Give every line from the entries that contains "GOES".

> Available records

* Begin *

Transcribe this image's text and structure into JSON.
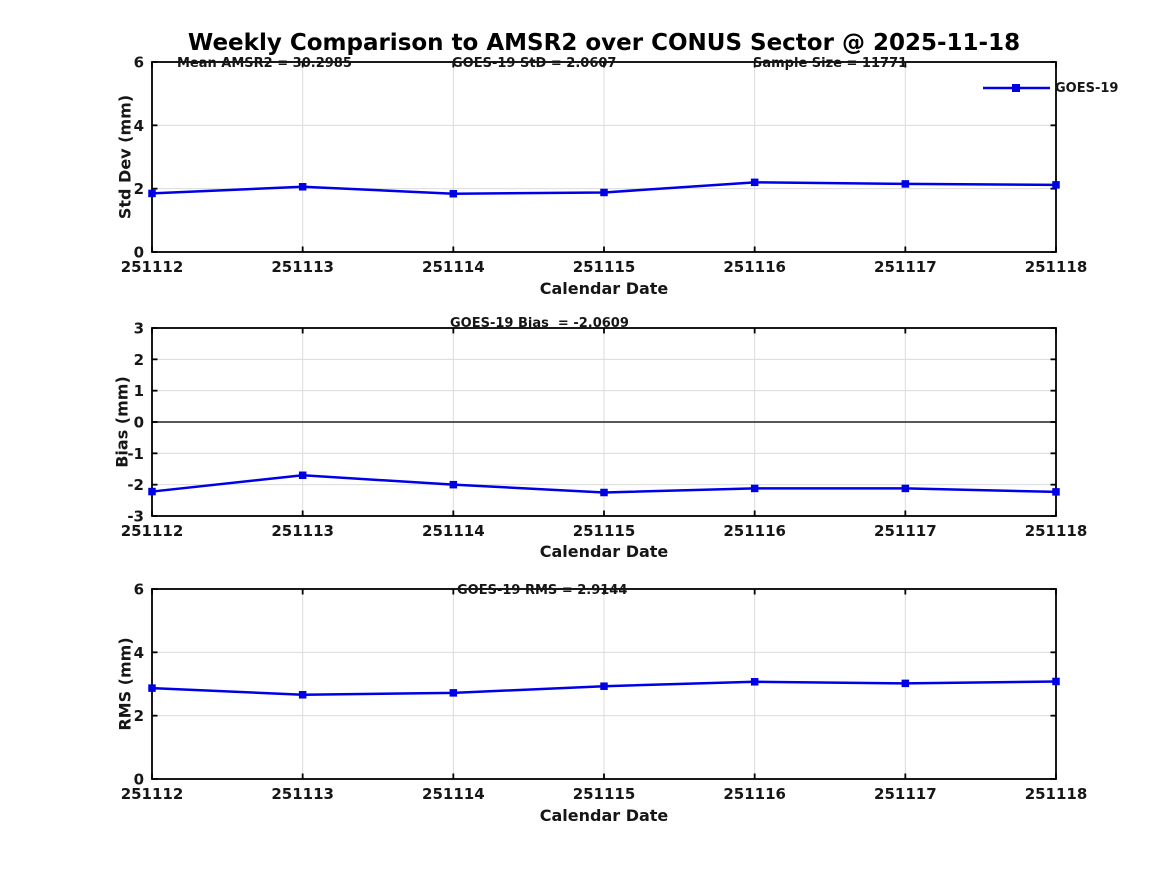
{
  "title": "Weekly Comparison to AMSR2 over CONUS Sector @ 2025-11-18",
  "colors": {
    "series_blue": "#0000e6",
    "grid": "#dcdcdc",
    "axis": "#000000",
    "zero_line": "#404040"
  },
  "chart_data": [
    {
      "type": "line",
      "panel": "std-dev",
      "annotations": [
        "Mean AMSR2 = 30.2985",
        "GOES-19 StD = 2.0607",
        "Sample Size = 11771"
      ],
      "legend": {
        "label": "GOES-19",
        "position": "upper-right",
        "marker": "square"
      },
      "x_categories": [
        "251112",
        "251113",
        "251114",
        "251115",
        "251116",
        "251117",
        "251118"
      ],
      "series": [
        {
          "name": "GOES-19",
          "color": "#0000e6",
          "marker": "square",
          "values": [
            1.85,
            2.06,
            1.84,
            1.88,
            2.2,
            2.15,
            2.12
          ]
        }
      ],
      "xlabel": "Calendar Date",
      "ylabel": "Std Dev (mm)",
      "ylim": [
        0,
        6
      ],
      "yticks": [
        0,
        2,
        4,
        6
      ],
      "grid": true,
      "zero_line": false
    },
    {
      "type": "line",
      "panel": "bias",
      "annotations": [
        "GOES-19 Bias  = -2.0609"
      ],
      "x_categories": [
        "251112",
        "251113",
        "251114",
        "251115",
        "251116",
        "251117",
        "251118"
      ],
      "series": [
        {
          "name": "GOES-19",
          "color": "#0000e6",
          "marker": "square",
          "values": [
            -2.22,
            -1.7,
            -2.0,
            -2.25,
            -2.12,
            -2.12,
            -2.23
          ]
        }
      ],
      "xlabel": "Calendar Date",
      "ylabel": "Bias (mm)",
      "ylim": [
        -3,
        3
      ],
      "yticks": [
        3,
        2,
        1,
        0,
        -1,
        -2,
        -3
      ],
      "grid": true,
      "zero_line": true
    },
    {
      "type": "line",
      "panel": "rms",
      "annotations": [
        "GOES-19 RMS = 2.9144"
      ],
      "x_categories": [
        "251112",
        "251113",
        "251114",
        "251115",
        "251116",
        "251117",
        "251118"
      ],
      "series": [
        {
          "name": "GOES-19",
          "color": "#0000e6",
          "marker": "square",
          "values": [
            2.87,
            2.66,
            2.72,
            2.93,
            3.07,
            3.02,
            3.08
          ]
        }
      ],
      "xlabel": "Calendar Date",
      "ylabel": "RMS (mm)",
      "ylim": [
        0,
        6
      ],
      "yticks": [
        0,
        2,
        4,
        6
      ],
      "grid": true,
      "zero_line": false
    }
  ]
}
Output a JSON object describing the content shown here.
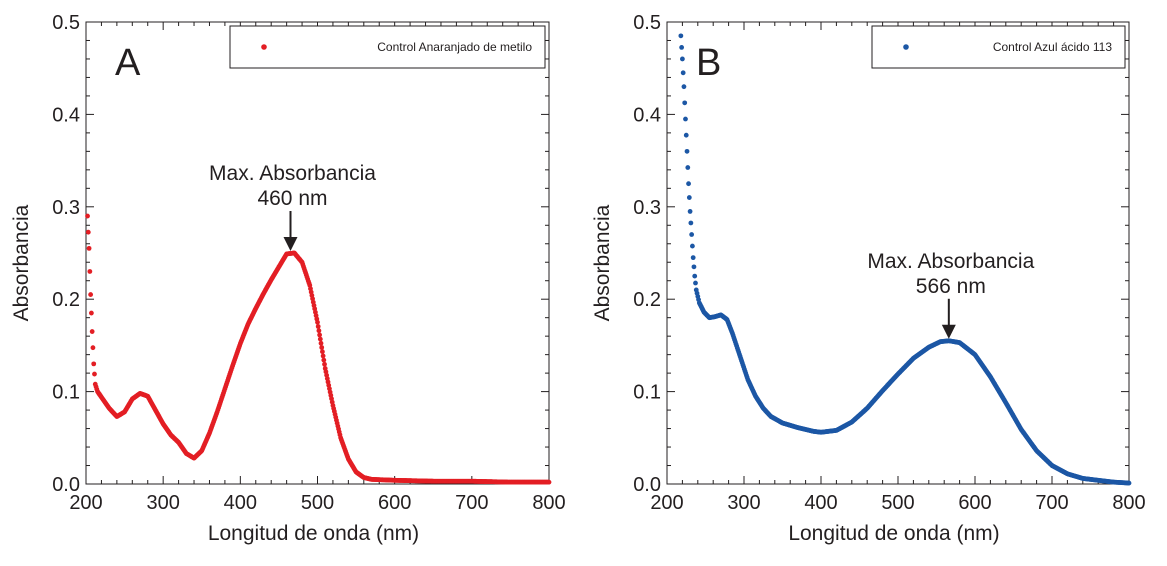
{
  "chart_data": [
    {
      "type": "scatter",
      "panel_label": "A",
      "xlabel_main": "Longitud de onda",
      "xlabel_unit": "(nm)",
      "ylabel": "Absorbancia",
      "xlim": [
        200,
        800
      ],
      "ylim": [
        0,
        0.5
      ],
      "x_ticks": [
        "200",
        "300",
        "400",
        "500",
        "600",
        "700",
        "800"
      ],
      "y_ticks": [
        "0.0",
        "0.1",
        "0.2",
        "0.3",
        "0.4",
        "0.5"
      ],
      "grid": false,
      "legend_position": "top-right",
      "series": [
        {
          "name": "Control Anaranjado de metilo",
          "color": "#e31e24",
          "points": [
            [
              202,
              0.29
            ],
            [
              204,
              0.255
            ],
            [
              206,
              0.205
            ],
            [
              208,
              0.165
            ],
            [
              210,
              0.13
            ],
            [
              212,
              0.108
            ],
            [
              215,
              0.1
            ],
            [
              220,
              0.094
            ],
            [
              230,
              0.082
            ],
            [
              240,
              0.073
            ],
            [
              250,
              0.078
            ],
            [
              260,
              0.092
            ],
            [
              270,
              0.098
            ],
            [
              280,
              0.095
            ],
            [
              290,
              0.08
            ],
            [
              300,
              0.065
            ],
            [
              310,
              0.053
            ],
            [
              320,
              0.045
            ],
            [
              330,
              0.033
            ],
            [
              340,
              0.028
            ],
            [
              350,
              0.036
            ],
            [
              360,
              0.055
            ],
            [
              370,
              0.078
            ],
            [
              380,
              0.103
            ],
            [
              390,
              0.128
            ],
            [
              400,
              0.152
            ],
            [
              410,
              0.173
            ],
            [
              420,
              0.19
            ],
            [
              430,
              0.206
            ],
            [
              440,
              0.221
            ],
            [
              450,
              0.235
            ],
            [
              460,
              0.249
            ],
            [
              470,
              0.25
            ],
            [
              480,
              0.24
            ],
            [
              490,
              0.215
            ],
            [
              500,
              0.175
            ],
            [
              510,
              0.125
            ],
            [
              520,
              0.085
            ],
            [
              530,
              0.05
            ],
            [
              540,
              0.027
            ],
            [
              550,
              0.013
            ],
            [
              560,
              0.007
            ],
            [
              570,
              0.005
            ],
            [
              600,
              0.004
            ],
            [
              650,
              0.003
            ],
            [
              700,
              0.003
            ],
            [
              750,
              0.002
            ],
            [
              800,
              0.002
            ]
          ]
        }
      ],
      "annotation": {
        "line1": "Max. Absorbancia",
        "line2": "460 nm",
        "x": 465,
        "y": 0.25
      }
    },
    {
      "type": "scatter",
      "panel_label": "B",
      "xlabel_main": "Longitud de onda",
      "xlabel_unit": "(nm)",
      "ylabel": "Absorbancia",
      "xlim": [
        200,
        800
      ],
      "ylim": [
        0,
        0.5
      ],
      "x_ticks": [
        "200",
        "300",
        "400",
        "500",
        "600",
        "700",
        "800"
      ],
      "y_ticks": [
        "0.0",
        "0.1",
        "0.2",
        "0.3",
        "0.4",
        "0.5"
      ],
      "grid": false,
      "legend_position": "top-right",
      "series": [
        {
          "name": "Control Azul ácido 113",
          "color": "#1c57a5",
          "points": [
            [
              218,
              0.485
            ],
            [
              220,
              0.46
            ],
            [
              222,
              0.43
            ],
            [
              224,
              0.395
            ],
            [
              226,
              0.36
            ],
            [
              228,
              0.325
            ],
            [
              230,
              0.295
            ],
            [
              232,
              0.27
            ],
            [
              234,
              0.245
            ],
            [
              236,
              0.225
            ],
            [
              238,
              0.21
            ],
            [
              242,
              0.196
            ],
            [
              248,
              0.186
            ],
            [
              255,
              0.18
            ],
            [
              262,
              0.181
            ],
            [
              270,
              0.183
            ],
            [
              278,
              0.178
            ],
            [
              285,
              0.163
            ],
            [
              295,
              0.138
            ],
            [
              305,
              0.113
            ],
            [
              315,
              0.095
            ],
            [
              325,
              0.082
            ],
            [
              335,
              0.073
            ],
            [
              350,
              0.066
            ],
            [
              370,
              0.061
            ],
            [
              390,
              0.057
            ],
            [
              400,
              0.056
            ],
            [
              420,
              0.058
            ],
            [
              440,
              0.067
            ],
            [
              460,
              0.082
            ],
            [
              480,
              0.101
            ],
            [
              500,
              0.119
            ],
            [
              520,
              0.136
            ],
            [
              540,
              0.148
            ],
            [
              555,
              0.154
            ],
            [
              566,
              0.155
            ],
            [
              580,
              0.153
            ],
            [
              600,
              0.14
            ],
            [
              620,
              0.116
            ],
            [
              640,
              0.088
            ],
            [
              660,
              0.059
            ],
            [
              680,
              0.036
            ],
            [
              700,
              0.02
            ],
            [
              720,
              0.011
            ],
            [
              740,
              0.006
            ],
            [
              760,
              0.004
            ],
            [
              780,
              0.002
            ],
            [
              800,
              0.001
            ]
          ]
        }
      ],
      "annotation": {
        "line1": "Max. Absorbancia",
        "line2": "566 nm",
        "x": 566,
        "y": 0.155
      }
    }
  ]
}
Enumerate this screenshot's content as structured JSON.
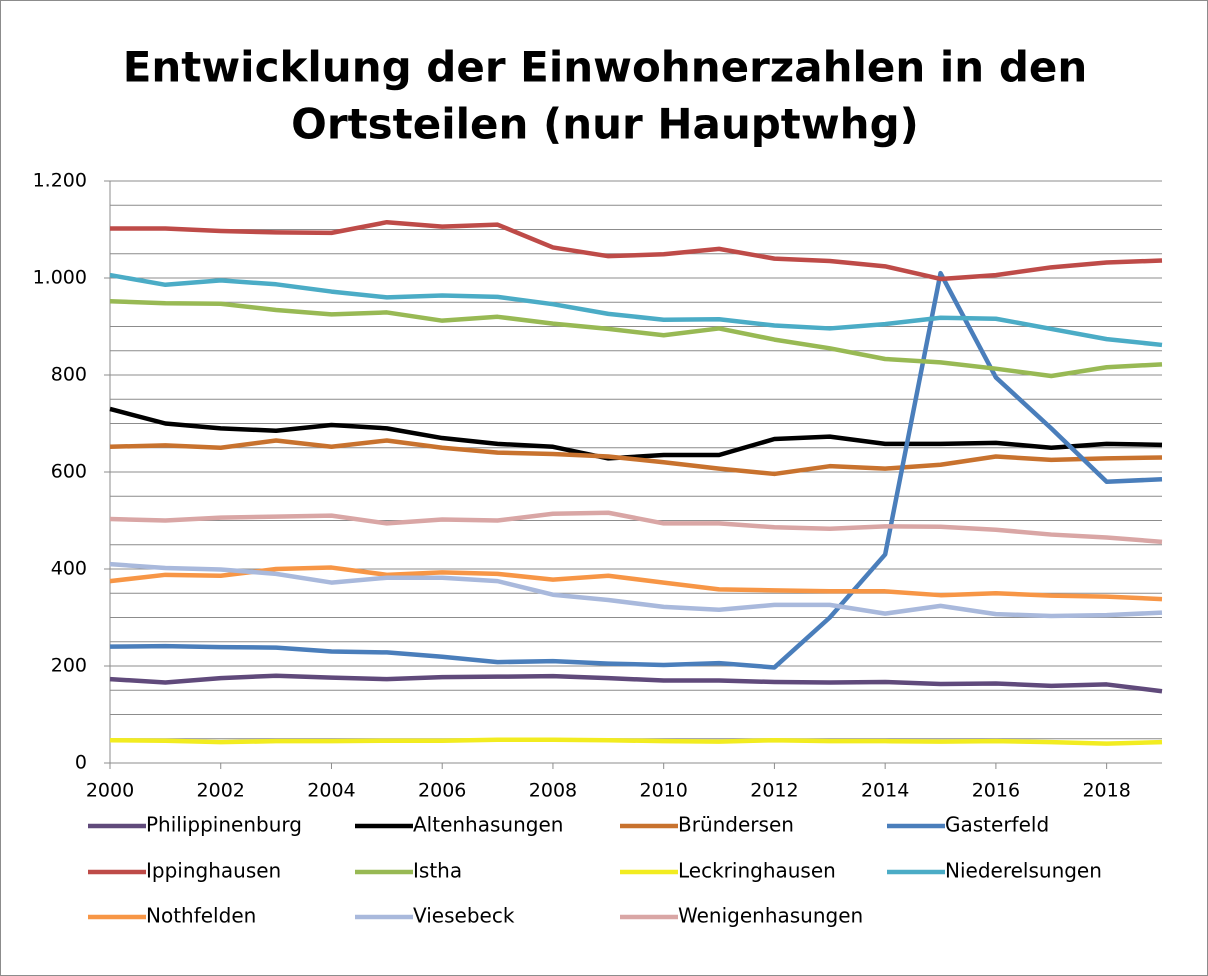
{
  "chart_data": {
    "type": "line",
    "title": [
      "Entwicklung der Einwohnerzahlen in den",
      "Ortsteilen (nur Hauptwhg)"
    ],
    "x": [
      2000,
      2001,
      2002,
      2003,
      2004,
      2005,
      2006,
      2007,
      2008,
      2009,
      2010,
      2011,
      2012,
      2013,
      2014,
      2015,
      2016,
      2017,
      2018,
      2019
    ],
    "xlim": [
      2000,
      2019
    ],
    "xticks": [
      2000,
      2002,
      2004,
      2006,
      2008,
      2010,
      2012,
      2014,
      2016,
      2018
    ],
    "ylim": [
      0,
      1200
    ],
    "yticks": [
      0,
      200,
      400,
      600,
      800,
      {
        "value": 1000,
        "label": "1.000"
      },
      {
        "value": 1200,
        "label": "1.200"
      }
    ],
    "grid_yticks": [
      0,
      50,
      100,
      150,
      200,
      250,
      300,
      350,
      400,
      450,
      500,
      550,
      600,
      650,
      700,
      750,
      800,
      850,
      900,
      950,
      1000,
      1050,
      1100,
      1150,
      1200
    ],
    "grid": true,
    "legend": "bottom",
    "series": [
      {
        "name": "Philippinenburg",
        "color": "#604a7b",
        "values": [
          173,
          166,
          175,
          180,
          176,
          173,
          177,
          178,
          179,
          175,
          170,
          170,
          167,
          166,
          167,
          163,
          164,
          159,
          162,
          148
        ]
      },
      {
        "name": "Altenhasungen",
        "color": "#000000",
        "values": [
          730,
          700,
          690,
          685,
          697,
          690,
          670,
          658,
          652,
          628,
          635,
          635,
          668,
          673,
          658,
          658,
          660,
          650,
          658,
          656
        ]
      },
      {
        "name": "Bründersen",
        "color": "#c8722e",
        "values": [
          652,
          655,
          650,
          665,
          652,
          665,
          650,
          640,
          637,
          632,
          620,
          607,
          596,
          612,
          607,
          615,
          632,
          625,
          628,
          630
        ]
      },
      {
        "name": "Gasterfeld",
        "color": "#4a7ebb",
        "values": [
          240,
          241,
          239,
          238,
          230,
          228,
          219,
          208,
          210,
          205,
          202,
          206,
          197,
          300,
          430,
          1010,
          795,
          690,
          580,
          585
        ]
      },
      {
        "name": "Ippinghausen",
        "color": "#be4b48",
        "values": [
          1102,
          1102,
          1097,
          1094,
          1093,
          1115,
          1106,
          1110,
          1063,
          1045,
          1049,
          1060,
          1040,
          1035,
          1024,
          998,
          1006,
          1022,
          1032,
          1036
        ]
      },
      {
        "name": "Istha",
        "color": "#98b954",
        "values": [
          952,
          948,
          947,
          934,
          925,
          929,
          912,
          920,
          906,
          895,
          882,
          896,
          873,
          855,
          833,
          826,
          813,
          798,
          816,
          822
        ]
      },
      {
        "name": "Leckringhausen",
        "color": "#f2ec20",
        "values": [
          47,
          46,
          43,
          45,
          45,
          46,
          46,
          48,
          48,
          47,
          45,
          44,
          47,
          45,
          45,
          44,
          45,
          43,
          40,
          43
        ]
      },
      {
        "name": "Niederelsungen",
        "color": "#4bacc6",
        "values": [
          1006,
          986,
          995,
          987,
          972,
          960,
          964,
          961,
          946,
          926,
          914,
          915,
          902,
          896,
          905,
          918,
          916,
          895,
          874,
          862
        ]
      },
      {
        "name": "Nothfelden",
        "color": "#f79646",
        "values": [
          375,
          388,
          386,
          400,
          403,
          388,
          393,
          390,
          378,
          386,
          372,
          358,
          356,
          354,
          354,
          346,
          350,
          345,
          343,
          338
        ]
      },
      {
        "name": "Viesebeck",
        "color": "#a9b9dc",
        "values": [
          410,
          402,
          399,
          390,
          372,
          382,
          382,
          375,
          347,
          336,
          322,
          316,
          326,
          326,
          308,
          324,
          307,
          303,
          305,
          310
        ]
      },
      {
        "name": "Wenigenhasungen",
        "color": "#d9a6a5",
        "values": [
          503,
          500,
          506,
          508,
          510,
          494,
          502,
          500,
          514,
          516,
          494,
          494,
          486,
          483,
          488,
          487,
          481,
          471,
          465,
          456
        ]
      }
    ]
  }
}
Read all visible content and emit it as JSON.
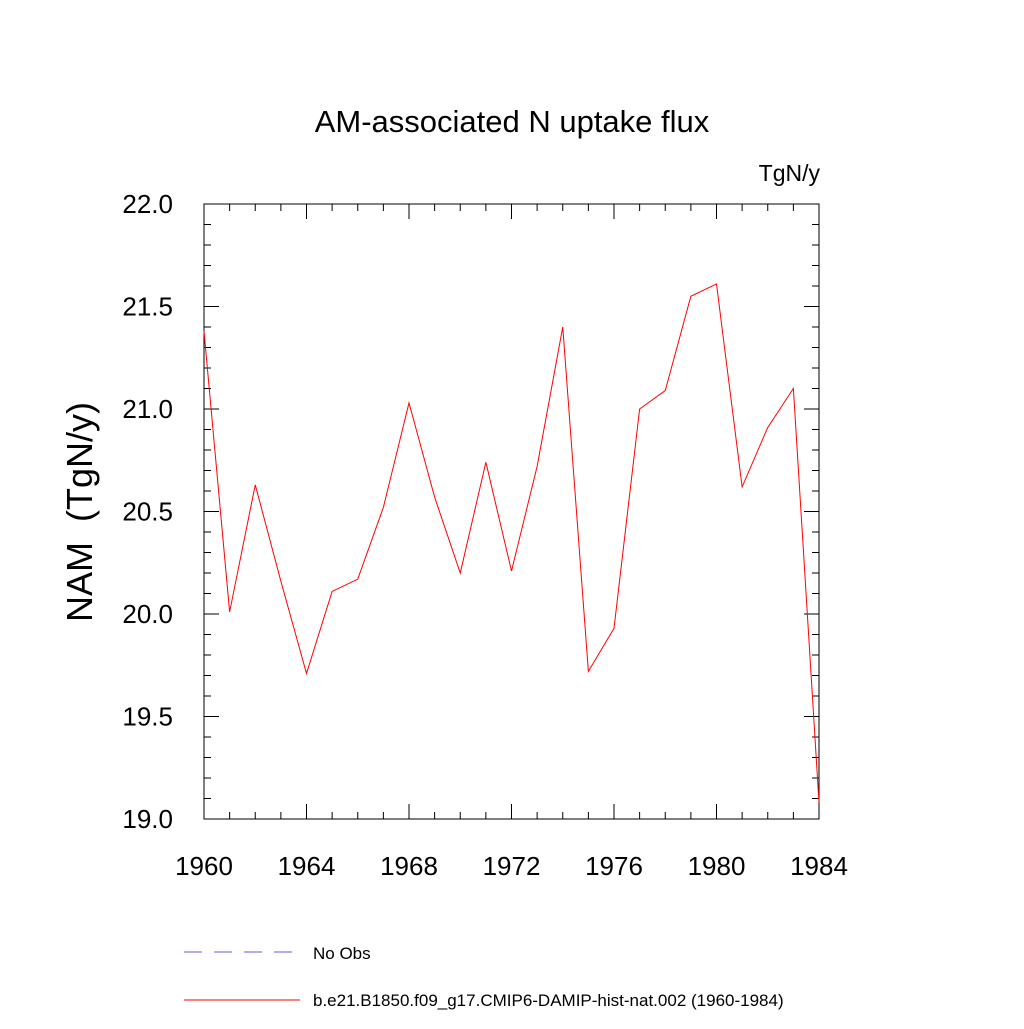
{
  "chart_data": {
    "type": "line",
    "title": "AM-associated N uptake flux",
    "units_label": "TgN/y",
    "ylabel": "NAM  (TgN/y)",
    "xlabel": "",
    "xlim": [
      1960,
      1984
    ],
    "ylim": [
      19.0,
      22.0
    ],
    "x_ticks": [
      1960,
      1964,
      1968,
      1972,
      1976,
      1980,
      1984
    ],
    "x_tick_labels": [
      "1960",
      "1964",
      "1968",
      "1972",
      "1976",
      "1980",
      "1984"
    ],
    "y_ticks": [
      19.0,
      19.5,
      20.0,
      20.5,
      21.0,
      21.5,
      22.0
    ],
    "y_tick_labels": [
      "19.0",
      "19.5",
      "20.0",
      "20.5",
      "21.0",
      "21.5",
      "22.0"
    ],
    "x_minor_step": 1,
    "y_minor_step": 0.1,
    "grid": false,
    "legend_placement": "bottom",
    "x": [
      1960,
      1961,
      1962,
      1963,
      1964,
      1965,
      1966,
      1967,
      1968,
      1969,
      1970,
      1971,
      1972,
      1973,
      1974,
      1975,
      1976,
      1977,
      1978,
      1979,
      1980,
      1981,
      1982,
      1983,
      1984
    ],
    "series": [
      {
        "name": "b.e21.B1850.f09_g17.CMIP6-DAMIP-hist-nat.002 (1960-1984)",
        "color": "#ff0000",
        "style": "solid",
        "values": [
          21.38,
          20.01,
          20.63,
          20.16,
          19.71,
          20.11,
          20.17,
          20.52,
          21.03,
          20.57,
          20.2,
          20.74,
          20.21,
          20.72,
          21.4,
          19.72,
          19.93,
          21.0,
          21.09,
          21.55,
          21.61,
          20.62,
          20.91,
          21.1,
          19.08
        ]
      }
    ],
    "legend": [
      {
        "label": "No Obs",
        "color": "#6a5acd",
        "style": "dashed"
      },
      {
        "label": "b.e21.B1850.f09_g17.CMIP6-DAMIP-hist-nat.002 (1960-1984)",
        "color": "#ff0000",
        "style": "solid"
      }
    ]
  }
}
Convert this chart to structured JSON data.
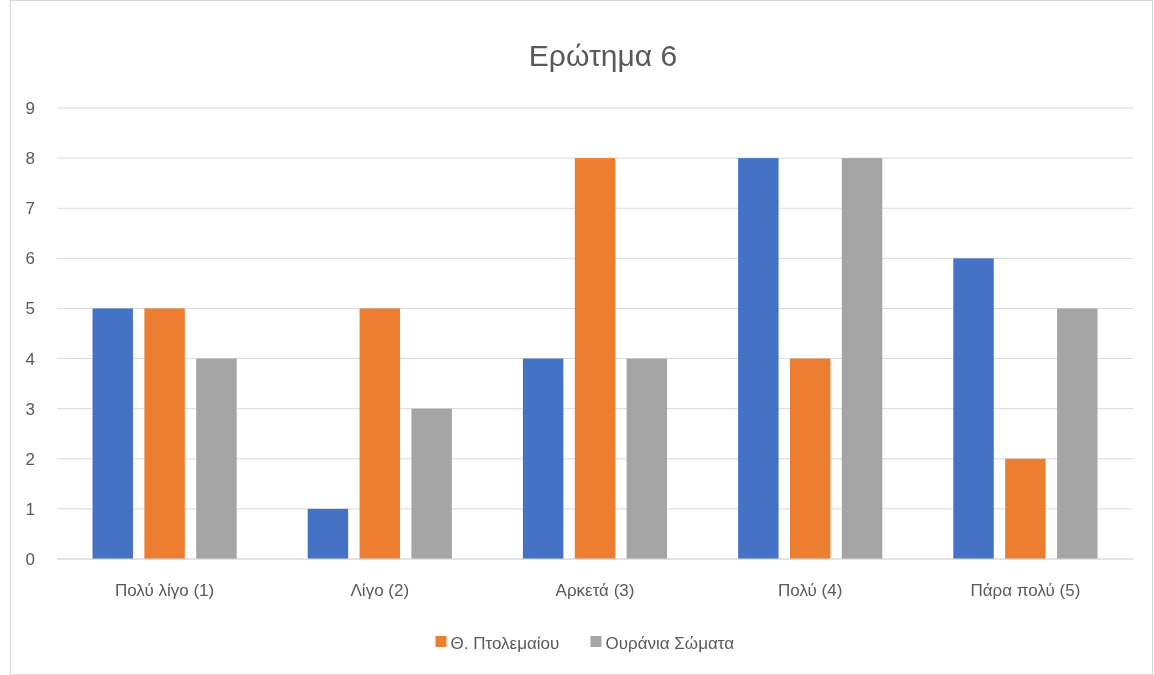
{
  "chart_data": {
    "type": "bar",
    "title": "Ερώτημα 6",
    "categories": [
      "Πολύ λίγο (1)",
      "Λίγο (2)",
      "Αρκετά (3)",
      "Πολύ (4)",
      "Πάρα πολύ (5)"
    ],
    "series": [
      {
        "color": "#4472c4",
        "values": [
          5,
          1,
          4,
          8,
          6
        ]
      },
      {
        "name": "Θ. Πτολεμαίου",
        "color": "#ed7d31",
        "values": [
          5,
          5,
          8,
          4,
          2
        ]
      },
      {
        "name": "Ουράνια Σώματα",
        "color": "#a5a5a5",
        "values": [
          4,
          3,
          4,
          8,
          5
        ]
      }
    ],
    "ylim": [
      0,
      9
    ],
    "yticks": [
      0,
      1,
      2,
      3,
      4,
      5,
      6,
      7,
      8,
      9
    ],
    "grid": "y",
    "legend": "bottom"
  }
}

* End *

> Correct answer
        "GOES-19 StD = 2.0607",
        "label": "GOES-19",
          "name": "GOES-19",
        "GOES-19 Bias  = -2.0609"
          "name": "GOES-19",
        "GOES-19 RMS = 2.9144"
          "name": "GOES-19",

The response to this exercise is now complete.